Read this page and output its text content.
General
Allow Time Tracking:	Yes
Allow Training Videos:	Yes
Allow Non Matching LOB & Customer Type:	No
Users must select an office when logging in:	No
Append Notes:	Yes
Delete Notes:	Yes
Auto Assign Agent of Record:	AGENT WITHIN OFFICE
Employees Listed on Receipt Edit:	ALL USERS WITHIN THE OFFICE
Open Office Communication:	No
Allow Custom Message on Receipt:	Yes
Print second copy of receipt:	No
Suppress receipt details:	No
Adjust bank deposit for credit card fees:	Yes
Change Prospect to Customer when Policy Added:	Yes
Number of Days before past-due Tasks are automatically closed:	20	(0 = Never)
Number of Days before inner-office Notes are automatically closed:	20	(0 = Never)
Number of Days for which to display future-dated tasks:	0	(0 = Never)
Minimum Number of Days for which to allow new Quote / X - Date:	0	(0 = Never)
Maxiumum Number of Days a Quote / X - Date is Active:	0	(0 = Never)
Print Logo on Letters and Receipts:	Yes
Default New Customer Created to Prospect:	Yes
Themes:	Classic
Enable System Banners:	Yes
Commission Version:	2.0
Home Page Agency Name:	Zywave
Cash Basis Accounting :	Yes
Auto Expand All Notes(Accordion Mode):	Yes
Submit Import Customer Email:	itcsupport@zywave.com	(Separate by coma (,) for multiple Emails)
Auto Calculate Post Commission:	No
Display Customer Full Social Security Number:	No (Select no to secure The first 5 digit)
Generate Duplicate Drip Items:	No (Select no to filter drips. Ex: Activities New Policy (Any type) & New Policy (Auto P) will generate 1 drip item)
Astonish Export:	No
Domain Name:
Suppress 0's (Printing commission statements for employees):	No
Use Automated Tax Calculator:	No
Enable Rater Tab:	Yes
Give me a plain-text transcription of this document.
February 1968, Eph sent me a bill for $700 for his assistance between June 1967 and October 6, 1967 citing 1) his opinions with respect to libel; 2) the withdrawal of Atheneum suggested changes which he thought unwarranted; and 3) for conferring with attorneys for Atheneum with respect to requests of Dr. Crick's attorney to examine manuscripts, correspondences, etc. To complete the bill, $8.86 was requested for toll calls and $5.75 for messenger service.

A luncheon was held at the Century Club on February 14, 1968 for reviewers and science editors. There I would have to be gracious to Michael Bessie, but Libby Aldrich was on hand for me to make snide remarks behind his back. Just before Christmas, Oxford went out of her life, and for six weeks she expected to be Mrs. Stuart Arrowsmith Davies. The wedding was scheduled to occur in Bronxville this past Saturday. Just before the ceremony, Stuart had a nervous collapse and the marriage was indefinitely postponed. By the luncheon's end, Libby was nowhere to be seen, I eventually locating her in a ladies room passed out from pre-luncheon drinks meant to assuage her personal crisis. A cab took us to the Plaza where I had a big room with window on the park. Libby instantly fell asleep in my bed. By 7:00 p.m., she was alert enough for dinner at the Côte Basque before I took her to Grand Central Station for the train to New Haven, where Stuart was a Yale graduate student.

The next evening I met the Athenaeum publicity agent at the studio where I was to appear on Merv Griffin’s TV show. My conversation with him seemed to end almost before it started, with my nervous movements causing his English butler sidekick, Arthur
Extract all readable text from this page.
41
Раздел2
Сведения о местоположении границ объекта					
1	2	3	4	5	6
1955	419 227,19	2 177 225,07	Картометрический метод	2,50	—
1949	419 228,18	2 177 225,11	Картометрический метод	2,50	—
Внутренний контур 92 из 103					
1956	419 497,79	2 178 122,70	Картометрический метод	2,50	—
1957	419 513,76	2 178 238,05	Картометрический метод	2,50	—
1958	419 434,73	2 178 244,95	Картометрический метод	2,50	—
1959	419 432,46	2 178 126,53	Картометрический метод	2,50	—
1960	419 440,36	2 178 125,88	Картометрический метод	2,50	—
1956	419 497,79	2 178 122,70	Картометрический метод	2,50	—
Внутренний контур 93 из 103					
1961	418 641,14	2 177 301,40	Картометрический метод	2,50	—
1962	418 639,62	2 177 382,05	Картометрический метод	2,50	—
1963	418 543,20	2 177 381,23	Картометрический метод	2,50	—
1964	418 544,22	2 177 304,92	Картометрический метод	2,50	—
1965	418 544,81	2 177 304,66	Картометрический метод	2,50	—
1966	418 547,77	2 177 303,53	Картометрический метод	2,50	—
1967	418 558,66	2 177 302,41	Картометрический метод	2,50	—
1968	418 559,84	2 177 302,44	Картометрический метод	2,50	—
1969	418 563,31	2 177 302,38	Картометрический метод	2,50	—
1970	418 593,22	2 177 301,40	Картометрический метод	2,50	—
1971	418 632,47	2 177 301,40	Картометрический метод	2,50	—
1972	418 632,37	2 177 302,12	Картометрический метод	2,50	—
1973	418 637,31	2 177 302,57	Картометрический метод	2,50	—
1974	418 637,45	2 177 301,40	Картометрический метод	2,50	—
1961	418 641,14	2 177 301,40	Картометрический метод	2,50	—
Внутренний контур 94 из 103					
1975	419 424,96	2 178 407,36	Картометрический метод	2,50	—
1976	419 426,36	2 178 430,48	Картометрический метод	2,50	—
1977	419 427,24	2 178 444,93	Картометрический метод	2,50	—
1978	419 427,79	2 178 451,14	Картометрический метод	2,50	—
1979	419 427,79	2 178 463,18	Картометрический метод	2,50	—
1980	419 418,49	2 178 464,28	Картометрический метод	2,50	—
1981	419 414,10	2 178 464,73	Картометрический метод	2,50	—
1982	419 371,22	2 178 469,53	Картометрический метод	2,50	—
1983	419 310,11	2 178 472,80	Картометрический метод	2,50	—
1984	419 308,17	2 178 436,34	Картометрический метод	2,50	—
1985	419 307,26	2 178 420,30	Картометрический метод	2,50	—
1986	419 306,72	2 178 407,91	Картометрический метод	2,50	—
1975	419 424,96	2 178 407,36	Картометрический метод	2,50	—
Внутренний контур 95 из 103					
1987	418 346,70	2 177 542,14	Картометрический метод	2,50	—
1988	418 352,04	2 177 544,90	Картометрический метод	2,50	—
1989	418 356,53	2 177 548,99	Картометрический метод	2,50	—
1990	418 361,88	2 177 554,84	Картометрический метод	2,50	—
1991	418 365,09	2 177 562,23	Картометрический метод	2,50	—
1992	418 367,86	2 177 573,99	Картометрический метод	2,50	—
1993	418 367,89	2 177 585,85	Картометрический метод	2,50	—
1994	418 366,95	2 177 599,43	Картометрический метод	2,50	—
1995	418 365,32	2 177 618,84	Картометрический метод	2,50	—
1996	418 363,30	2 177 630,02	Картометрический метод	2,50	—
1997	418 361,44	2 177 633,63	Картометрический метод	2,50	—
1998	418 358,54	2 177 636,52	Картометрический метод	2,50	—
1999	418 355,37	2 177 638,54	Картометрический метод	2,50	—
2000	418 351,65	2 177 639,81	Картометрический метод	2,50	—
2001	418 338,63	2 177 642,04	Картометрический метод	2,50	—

______________________________

_EXERCISE TASK_
Give a word-for-word copy of the records.

_RESULT OF THIS TASK_
Read this page and output its text content.
General
Allow Time Tracking:	Yes
Allow Training Videos:	Yes
Allow Non Matching LOB & Customer Type:	No
Users must select an office when logging in:	No
Append Notes:	Yes
Delete Notes:	Yes
Auto Assign Agent of Record:	AGENT WITHIN OFFICE
Employees Listed on Receipt Edit:	ALL USERS WITHIN THE OFFICE
Open Office Communication:	No
Allow Custom Message on Receipt:	Yes
Print second copy of receipt:	No
Suppress receipt details:	No
Adjust bank deposit for credit card fees:	Yes
Change Prospect to Customer when Policy Added:	Yes
Number of Days before past-due Tasks are automatically closed:	20	(0 = Never)
Number of Days before inner-office Notes are automatically closed:	20	(0 = Never)
Number of Days for which to display future-dated tasks:	0	(0 = Never)
Minimum Number of Days for which to allow new Quote / X - Date:	0	(0 = Never)
Maxiumum Number of Days a Quote / X - Date is Active:	0	(0 = Never)
Print Logo on Letters and Receipts:	Yes
Default New Customer Created to Prospect:	Yes
Themes:	Classic
Enable System Banners:	Yes
Commission Version:	2.0
Home Page Agency Name:	Zywave
Cash Basis Accounting :	Yes
Auto Expand All Notes(Accordion Mode):	Yes
Submit Import Customer Email:	itcsupport@zywave.com	(Separate by coma (,) for multiple Emails)
Auto Calculate Post Commission:	No
Display Customer Full Social Security Number:	No (Select no to secure The first 5 digit)
Generate Duplicate Drip Items:	No (Select no to filter drips. Ex: Activities New Policy (Any type) & New Policy (Auto P) will generate 1 drip item)
Astonish Export:	No
Domain Name:
Suppress 0's (Printing commission statements for employees):	No
Use Automated Tax Calculator:	No
Enable Rater Tab:	Yes
Give me a plain-text transcription of this document.
February 1968, Eph sent me a bill for $700 for his assistance between June 1967 and October 6, 1967 citing 1) his opinions with respect to libel; 2) the withdrawal of Atheneum suggested changes which he thought unwarranted; and 3) for conferring with attorneys for Atheneum with respect to requests of Dr. Crick's attorney to examine manuscripts, correspondences, etc. To complete the bill, $8.86 was requested for toll calls and $5.75 for messenger service.

A luncheon was held at the Century Club on February 14, 1968 for reviewers and science editors. There I would have to be gracious to Michael Bessie, but Libby Aldrich was on hand for me to make snide remarks behind his back. Just before Christmas, Oxford went out of her life, and for six weeks she expected to be Mrs. Stuart Arrowsmith Davies. The wedding was scheduled to occur in Bronxville this past Saturday. Just before the ceremony, Stuart had a nervous collapse and the marriage was indefinitely postponed. By the luncheon's end, Libby was nowhere to be seen, I eventually locating her in a ladies room passed out from pre-luncheon drinks meant to assuage her personal crisis. A cab took us to the Plaza where I had a big room with window on the park. Libby instantly fell asleep in my bed. By 7:00 p.m., she was alert enough for dinner at the Côte Basque before I took her to Grand Central Station for the train to New Haven, where Stuart was a Yale graduate student.

The next evening I met the Athenaeum publicity agent at the studio where I was to appear on Merv Griffin’s TV show. My conversation with him seemed to end almost before it started, with my nervous movements causing his English butler sidekick, Arthur
Extract all readable text from this page.
41
Раздел2
Сведения о местоположении границ объекта					
1	2	3	4	5	6
1955	419 227,19	2 177 225,07	Картометрический метод	2,50	—
1949	419 228,18	2 177 225,11	Картометрический метод	2,50	—
Внутренний контур 92 из 103					
1956	419 497,79	2 178 122,70	Картометрический метод	2,50	—
1957	419 513,76	2 178 238,05	Картометрический метод	2,50	—
1958	419 434,73	2 178 244,95	Картометрический метод	2,50	—
1959	419 432,46	2 178 126,53	Картометрический метод	2,50	—
1960	419 440,36	2 178 125,88	Картометрический метод	2,50	—
1956	419 497,79	2 178 122,70	Картометрический метод	2,50	—
Внутренний контур 93 из 103					
1961	418 641,14	2 177 301,40	Картометрический метод	2,50	—
1962	418 639,62	2 177 382,05	Картометрический метод	2,50	—
1963	418 543,20	2 177 381,23	Картометрический метод	2,50	—
1964	418 544,22	2 177 304,92	Картометрический метод	2,50	—
1965	418 544,81	2 177 304,66	Картометрический метод	2,50	—
1966	418 547,77	2 177 303,53	Картометрический метод	2,50	—
1967	418 558,66	2 177 302,41	Картометрический метод	2,50	—
1968	418 559,84	2 177 302,44	Картометрический метод	2,50	—
1969	418 563,31	2 177 302,38	Картометрический метод	2,50	—
1970	418 593,22	2 177 301,40	Картометрический метод	2,50	—
1971	418 632,47	2 177 301,40	Картометрический метод	2,50	—
1972	418 632,37	2 177 302,12	Картометрический метод	2,50	—
1973	418 637,31	2 177 302,57	Картометрический метод	2,50	—
1974	418 637,45	2 177 301,40	Картометрический метод	2,50	—
1961	418 641,14	2 177 301,40	Картометрический метод	2,50	—
Внутренний контур 94 из 103					
1975	419 424,96	2 178 407,36	Картометрический метод	2,50	—
1976	419 426,36	2 178 430,48	Картометрический метод	2,50	—
1977	419 427,24	2 178 444,93	Картометрический метод	2,50	—
1978	419 427,79	2 178 451,14	Картометрический метод	2,50	—
1979	419 427,79	2 178 463,18	Картометрический метод	2,50	—
1980	419 418,49	2 178 464,28	Картометрический метод	2,50	—
1981	419 414,10	2 178 464,73	Картометрический метод	2,50	—
1982	419 371,22	2 178 469,53	Картометрический метод	2,50	—
1983	419 310,11	2 178 472,80	Картометрический метод	2,50	—
1984	419 308,17	2 178 436,34	Картометрический метод	2,50	—
1985	419 307,26	2 178 420,30	Картометрический метод	2,50	—
1986	419 306,72	2 178 407,91	Картометрический метод	2,50	—
1975	419 424,96	2 178 407,36	Картометрический метод	2,50	—
Внутренний контур 95 из 103					
1987	418 346,70	2 177 542,14	Картометрический метод	2,50	—
1988	418 352,04	2 177 544,90	Картометрический метод	2,50	—
1989	418 356,53	2 177 548,99	Картометрический метод	2,50	—
1990	418 361,88	2 177 554,84	Картометрический метод	2,50	—
1991	418 365,09	2 177 562,23	Картометрический метод	2,50	—
1992	418 367,86	2 177 573,99	Картометрический метод	2,50	—
1993	418 367,89	2 177 585,85	Картометрический метод	2,50	—
1994	418 366,95	2 177 599,43	Картометрический метод	2,50	—
1995	418 365,32	2 177 618,84	Картометрический метод	2,50	—
1996	418 363,30	2 177 630,02	Картометрический метод	2,50	—
1997	418 361,44	2 177 633,63	Картометрический метод	2,50	—
1998	418 358,54	2 177 636,52	Картометрический метод	2,50	—
1999	418 355,37	2 177 638,54	Картометрический метод	2,50	—
2000	418 351,65	2 177 639,81	Картометрический метод	2,50	—
2001	418 338,63	2 177 642,04	Картометрический метод	2,50	—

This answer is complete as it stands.